>> Begin

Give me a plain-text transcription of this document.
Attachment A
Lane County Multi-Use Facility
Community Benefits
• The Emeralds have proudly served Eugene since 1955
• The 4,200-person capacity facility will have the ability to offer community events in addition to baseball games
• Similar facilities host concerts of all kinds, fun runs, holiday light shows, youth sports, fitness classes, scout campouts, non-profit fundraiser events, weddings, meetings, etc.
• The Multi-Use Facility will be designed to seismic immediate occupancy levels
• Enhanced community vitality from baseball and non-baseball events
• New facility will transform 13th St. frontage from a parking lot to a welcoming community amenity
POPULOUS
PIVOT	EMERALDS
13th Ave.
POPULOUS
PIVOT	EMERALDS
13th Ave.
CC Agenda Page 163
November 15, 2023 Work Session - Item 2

>> End

§ **Exercise details**
Repeat the data exactly. Leave nothing out.

§ **Correct result**
Give me a plain-text transcription of this document.
Attachment A
Lane County Multi-Use Facility
Community Benefits
• The Emeralds have proudly served Eugene since 1955
• The 4,200-person capacity facility will have the ability to offer community events in addition to baseball games
• Similar facilities host concerts of all kinds, fun runs, holiday light shows, youth sports, fitness classes, scout campouts, non-profit fundraiser events, weddings, meetings, etc.
• The Multi-Use Facility will be designed to seismic immediate occupancy levels
• Enhanced community vitality from baseball and non-baseball events
• New facility will transform 13th St. frontage from a parking lot to a welcoming community amenity
POPULOUS
PIVOT	EMERALDS
13th Ave.
POPULOUS
PIVOT	EMERALDS
13th Ave.
CC Agenda Page 163
November 15, 2023 Work Session - Item 2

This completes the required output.